** start EXERCISE INPUTS **

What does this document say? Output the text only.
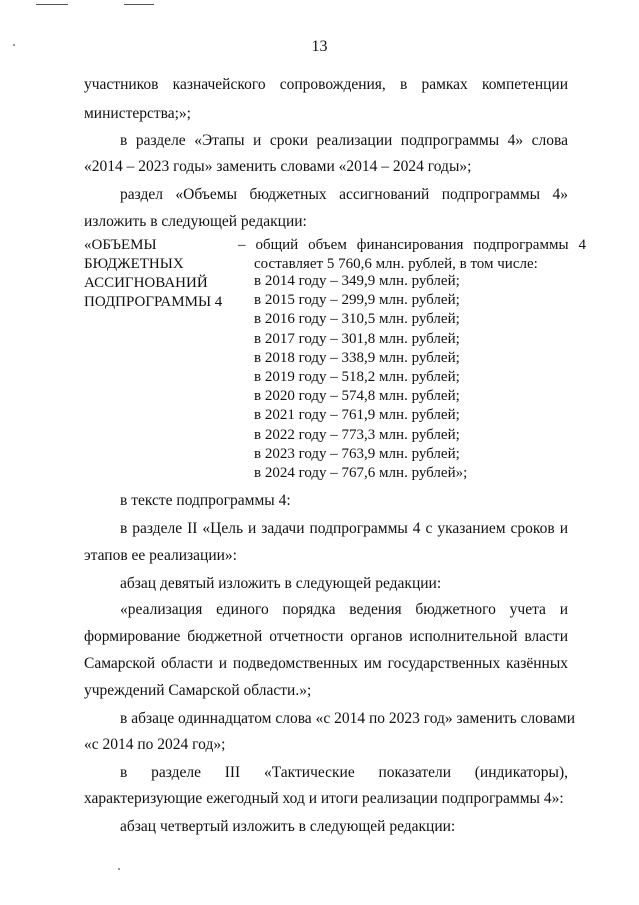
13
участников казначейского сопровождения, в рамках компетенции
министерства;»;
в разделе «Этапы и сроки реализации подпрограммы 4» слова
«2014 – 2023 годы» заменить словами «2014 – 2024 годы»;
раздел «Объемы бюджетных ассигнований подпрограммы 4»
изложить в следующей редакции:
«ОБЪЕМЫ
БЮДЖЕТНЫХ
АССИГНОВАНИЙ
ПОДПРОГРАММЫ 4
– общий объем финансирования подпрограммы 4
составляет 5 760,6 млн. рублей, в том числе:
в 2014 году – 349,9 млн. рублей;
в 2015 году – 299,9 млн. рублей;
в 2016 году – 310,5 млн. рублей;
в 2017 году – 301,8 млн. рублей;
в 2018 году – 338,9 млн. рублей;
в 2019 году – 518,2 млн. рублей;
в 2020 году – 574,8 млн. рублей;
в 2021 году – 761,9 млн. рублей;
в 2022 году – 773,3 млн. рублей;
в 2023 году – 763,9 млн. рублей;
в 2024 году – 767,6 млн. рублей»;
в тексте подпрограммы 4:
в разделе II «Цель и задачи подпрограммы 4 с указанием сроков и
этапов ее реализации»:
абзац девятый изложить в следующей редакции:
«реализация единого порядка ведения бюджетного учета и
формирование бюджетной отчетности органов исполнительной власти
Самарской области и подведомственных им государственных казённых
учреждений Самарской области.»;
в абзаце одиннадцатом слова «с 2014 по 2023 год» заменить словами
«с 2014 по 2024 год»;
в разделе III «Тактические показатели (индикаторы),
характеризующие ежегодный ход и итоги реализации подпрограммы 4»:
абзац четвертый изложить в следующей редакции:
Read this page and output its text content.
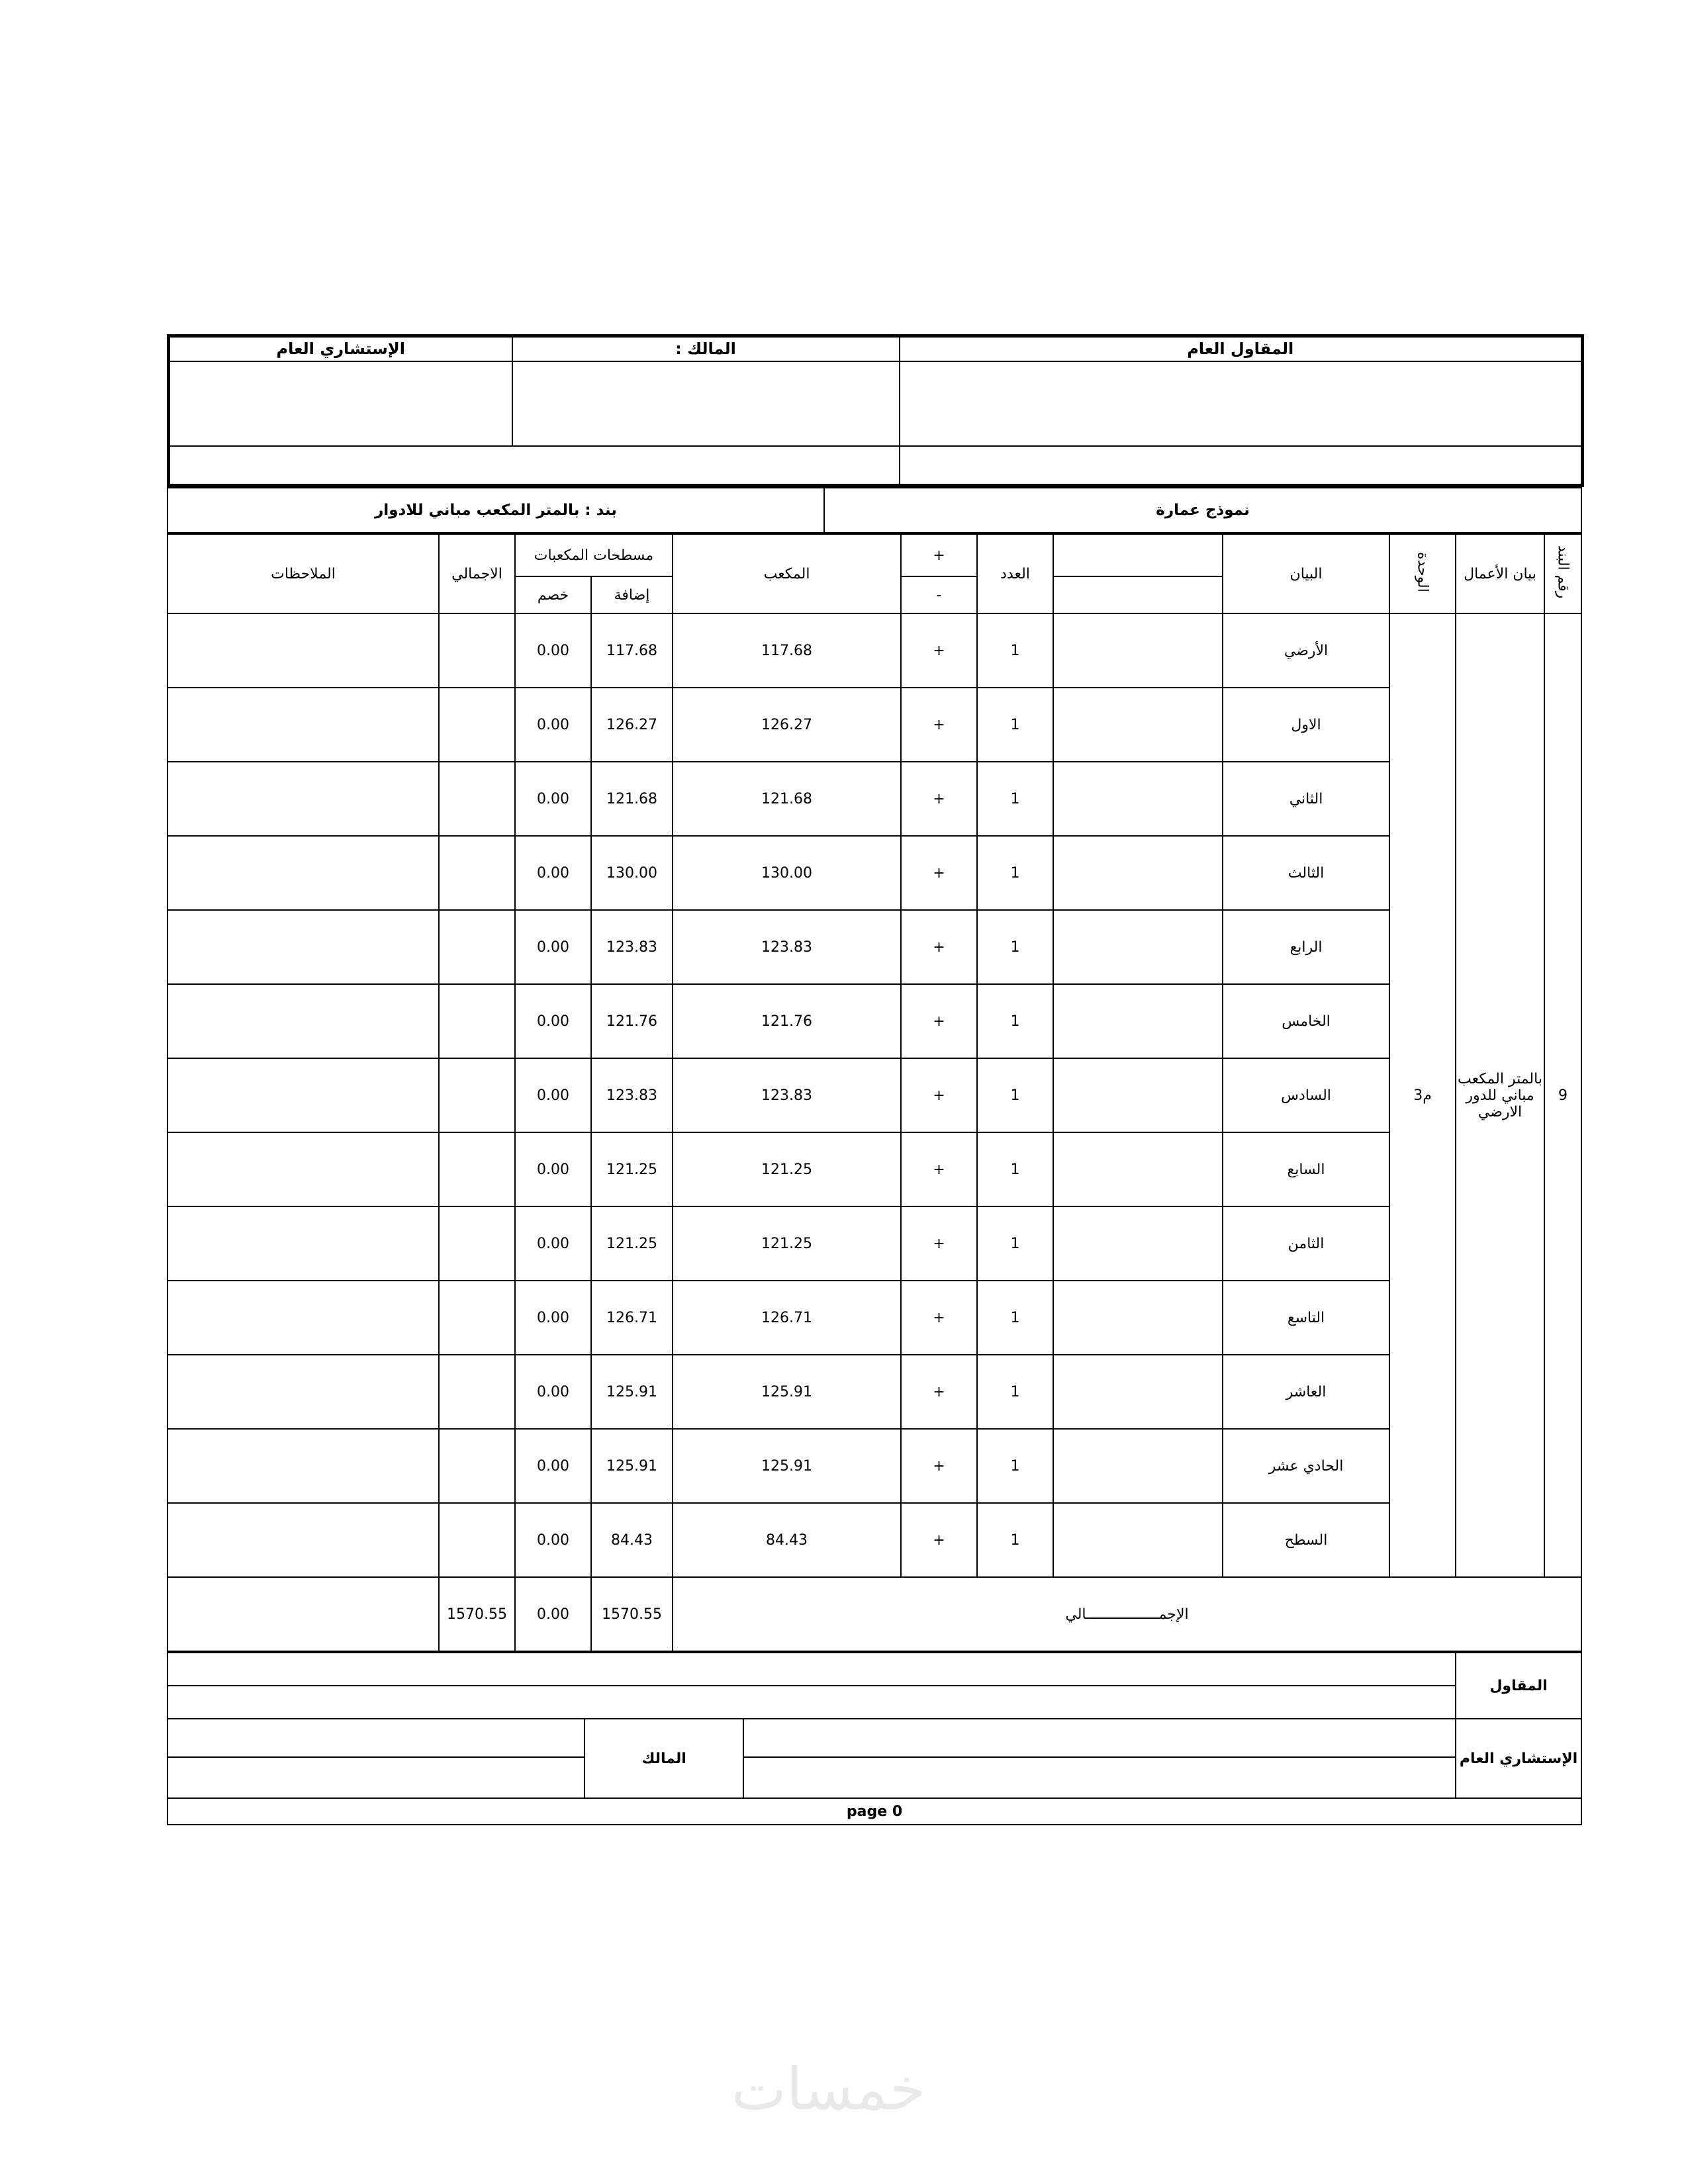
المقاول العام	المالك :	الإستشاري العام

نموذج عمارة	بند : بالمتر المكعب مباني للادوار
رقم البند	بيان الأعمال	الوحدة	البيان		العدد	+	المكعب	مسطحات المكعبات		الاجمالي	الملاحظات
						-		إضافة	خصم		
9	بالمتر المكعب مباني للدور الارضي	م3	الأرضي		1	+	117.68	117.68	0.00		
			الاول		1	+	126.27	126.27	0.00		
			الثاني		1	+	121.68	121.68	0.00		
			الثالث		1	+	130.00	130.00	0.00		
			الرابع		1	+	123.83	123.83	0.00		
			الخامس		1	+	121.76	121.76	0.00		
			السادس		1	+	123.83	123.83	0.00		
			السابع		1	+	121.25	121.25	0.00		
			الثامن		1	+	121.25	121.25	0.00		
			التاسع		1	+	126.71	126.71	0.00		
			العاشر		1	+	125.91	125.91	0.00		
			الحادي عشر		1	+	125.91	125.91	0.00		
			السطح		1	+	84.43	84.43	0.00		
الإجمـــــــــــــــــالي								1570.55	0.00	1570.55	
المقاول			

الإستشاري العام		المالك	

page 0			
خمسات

** end EXERCISE INPUTS **

▶ [PROBLEM STATEMENT] Word for word, quote the lines above. Omit the pictures.

▶ [TASK RESPONSE]
What does this document say? Output the text only.
13
участников казначейского сопровождения, в рамках компетенции
министерства;»;
в разделе «Этапы и сроки реализации подпрограммы 4» слова
«2014 – 2023 годы» заменить словами «2014 – 2024 годы»;
раздел «Объемы бюджетных ассигнований подпрограммы 4»
изложить в следующей редакции:
«ОБЪЕМЫ
БЮДЖЕТНЫХ
АССИГНОВАНИЙ
ПОДПРОГРАММЫ 4
– общий объем финансирования подпрограммы 4
составляет 5 760,6 млн. рублей, в том числе:
в 2014 году – 349,9 млн. рублей;
в 2015 году – 299,9 млн. рублей;
в 2016 году – 310,5 млн. рублей;
в 2017 году – 301,8 млн. рублей;
в 2018 году – 338,9 млн. рублей;
в 2019 году – 518,2 млн. рублей;
в 2020 году – 574,8 млн. рублей;
в 2021 году – 761,9 млн. рублей;
в 2022 году – 773,3 млн. рублей;
в 2023 году – 763,9 млн. рублей;
в 2024 году – 767,6 млн. рублей»;
в тексте подпрограммы 4:
в разделе II «Цель и задачи подпрограммы 4 с указанием сроков и
этапов ее реализации»:
абзац девятый изложить в следующей редакции:
«реализация единого порядка ведения бюджетного учета и
формирование бюджетной отчетности органов исполнительной власти
Самарской области и подведомственных им государственных казённых
учреждений Самарской области.»;
в абзаце одиннадцатом слова «с 2014 по 2023 год» заменить словами
«с 2014 по 2024 год»;
в разделе III «Тактические показатели (индикаторы),
характеризующие ежегодный ход и итоги реализации подпрограммы 4»:
абзац четвертый изложить в следующей редакции:
Read this page and output its text content.
المقاول العام	المالك :	الإستشاري العام

نموذج عمارة	بند : بالمتر المكعب مباني للادوار
رقم البند	بيان الأعمال	الوحدة	البيان		العدد	+	المكعب	مسطحات المكعبات		الاجمالي	الملاحظات
						-		إضافة	خصم		
9	بالمتر المكعب مباني للدور الارضي	م3	الأرضي		1	+	117.68	117.68	0.00		
			الاول		1	+	126.27	126.27	0.00		
			الثاني		1	+	121.68	121.68	0.00		
			الثالث		1	+	130.00	130.00	0.00		
			الرابع		1	+	123.83	123.83	0.00		
			الخامس		1	+	121.76	121.76	0.00		
			السادس		1	+	123.83	123.83	0.00		
			السابع		1	+	121.25	121.25	0.00		
			الثامن		1	+	121.25	121.25	0.00		
			التاسع		1	+	126.71	126.71	0.00		
			العاشر		1	+	125.91	125.91	0.00		
			الحادي عشر		1	+	125.91	125.91	0.00		
			السطح		1	+	84.43	84.43	0.00		
الإجمـــــــــــــــــالي								1570.55	0.00	1570.55	
المقاول			

الإستشاري العام		المالك	

page 0			
خمسات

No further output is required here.